## start Record list

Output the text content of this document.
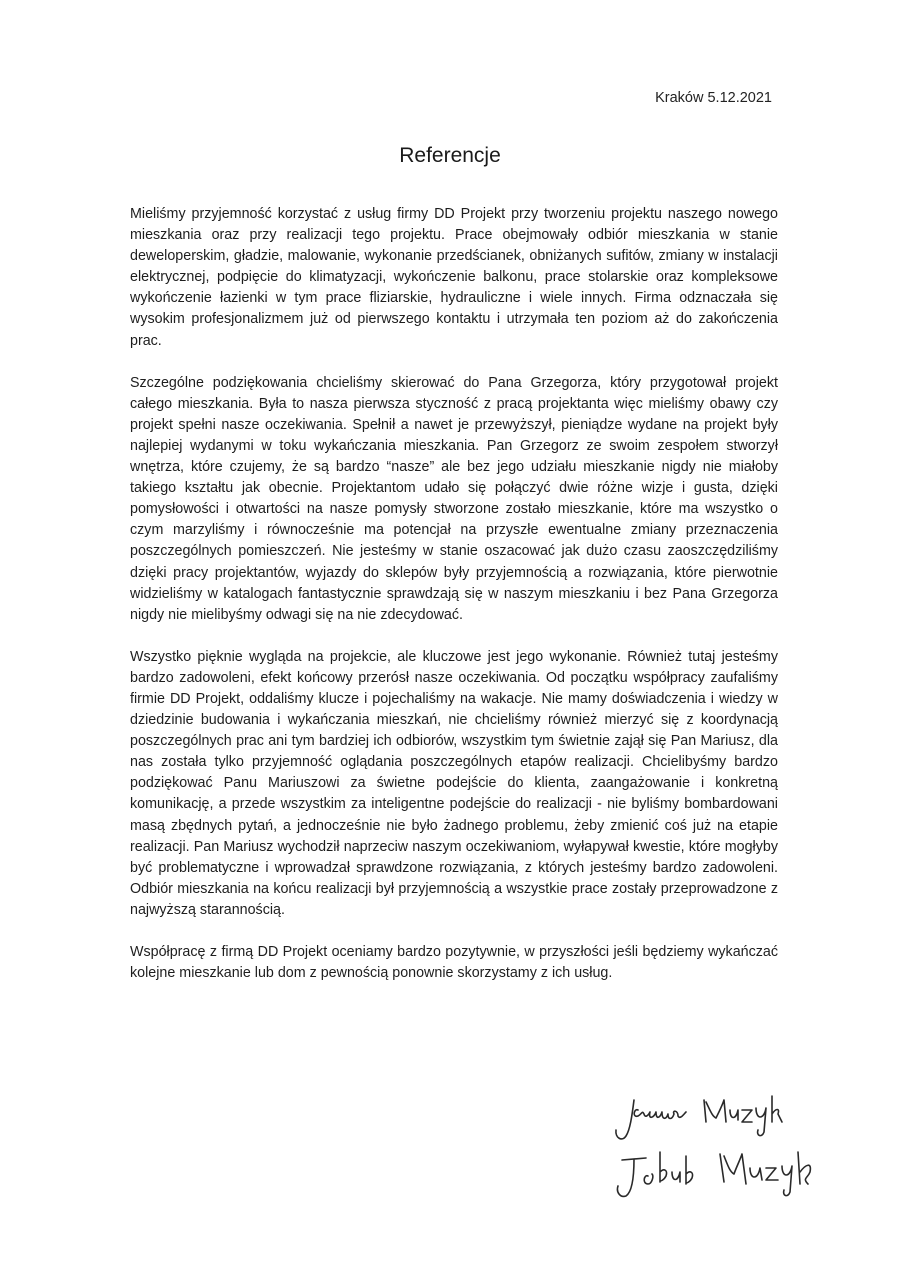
Kraków 5.12.2021
Referencje

Mieliśmy przyjemność korzystać z usług firmy DD Projekt przy tworzeniu projektu naszego nowego mieszkania oraz przy realizacji tego projektu. Prace obejmowały odbiór mieszkania w stanie deweloperskim, gładzie, malowanie, wykonanie przedścianek, obniżanych sufitów, zmiany w instalacji elektrycznej, podpięcie do klimatyzacji, wykończenie balkonu, prace stolarskie oraz kompleksowe wykończenie łazienki w tym prace fliziarskie, hydrauliczne i wiele innych. Firma odznaczała się wysokim profesjonalizmem już od pierwszego kontaktu i utrzymała ten poziom aż do zakończenia prac.

Szczególne podziękowania chcieliśmy skierować do Pana Grzegorza, który przygotował projekt całego mieszkania. Była to nasza pierwsza styczność z pracą projektanta więc mieliśmy obawy czy projekt spełni nasze oczekiwania. Spełnił a nawet je przewyższył, pieniądze wydane na projekt były najlepiej wydanymi w toku wykańczania mieszkania. Pan Grzegorz ze swoim zespołem stworzył wnętrza, które czujemy, że są bardzo “nasze” ale bez jego udziału mieszkanie nigdy nie miałoby takiego kształtu jak obecnie. Projektantom udało się połączyć dwie różne wizje i gusta, dzięki pomysłowości i otwartości na nasze pomysły stworzone zostało mieszkanie, które ma wszystko o czym marzyliśmy i równocześnie ma potencjał na przyszłe ewentualne zmiany przeznaczenia poszczególnych pomieszczeń. Nie jesteśmy w stanie oszacować jak dużo czasu zaoszczędziliśmy dzięki pracy projektantów, wyjazdy do sklepów były przyjemnością a rozwiązania, które pierwotnie widzieliśmy w katalogach fantastycznie sprawdzają się w naszym mieszkaniu i bez Pana Grzegorza nigdy nie mielibyśmy odwagi się na nie zdecydować.

Wszystko pięknie wygląda na projekcie, ale kluczowe jest jego wykonanie. Również tutaj jesteśmy bardzo zadowoleni, efekt końcowy przerósł nasze oczekiwania. Od początku współpracy zaufaliśmy firmie DD Projekt, oddaliśmy klucze i pojechaliśmy na wakacje. Nie mamy doświadczenia i wiedzy w dziedzinie budowania i wykańczania mieszkań, nie chcieliśmy również mierzyć się z koordynacją poszczególnych prac ani tym bardziej ich odbiorów, wszystkim tym świetnie zajął się Pan Mariusz, dla nas została tylko przyjemność oglądania poszczególnych etapów realizacji. Chcielibyśmy bardzo podziękować Panu Mariuszowi za świetne podejście do klienta, zaangażowanie i konkretną komunikację, a przede wszystkim za inteligentne podejście do realizacji - nie byliśmy bombardowani masą zbędnych pytań, a jednocześnie nie było żadnego problemu, żeby zmienić coś już na etapie realizacji. Pan Mariusz wychodził naprzeciw naszym oczekiwaniom, wyłapywał kwestie, które mogłyby być problematyczne i wprowadzał sprawdzone rozwiązania, z których jesteśmy bardzo zadowoleni. Odbiór mieszkania na końcu realizacji był przyjemnością a wszystkie prace zostały przeprowadzone z najwyższą starannością.

Współpracę z firmą DD Projekt oceniamy bardzo pozytywnie, w przyszłości jeśli będziemy wykańczać kolejne mieszkanie lub dom z pewnością ponownie skorzystamy z ich usług.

## end Record list

• [What the exercise asks]:
Report all lines of the data that include the word "prace".

• [Exercise output]:
Mieliśmy przyjemność korzystać z usług firmy DD Projekt przy tworzeniu projektu naszego nowego mieszkania oraz przy realizacji tego projektu. Prace obejmowały odbiór mieszkania w stanie deweloperskim, gładzie, malowanie, wykonanie przedścianek, obniżanych sufitów, zmiany w instalacji elektrycznej, podpięcie do klimatyzacji, wykończenie balkonu, prace stolarskie oraz kompleksowe wykończenie łazienki w tym prace fliziarskie, hydrauliczne i wiele innych. Firma odznaczała się wysokim profesjonalizmem już od pierwszego kontaktu i utrzymała ten poziom aż do zakończenia prac.
Wszystko pięknie wygląda na projekcie, ale kluczowe jest jego wykonanie. Również tutaj jesteśmy bardzo zadowoleni, efekt końcowy przerósł nasze oczekiwania. Od początku współpracy zaufaliśmy firmie DD Projekt, oddaliśmy klucze i pojechaliśmy na wakacje. Nie mamy doświadczenia i wiedzy w dziedzinie budowania i wykańczania mieszkań, nie chcieliśmy również mierzyć się z koordynacją poszczególnych prac ani tym bardziej ich odbiorów, wszystkim tym świetnie zajął się Pan Mariusz, dla nas została tylko przyjemność oglądania poszczególnych etapów realizacji. Chcielibyśmy bardzo podziękować Panu Mariuszowi za świetne podejście do klienta, zaangażowanie i konkretną komunikację, a przede wszystkim za inteligentne podejście do realizacji - nie byliśmy bombardowani masą zbędnych pytań, a jednocześnie nie było żadnego problemu, żeby zmienić coś już na etapie realizacji. Pan Mariusz wychodził naprzeciw naszym oczekiwaniom, wyłapywał kwestie, które mogłyby być problematyczne i wprowadzał sprawdzone rozwiązania, z których jesteśmy bardzo zadowoleni. Odbiór mieszkania na końcu realizacji był przyjemnością a wszystkie prace zostały przeprowadzone z najwyższą starannością.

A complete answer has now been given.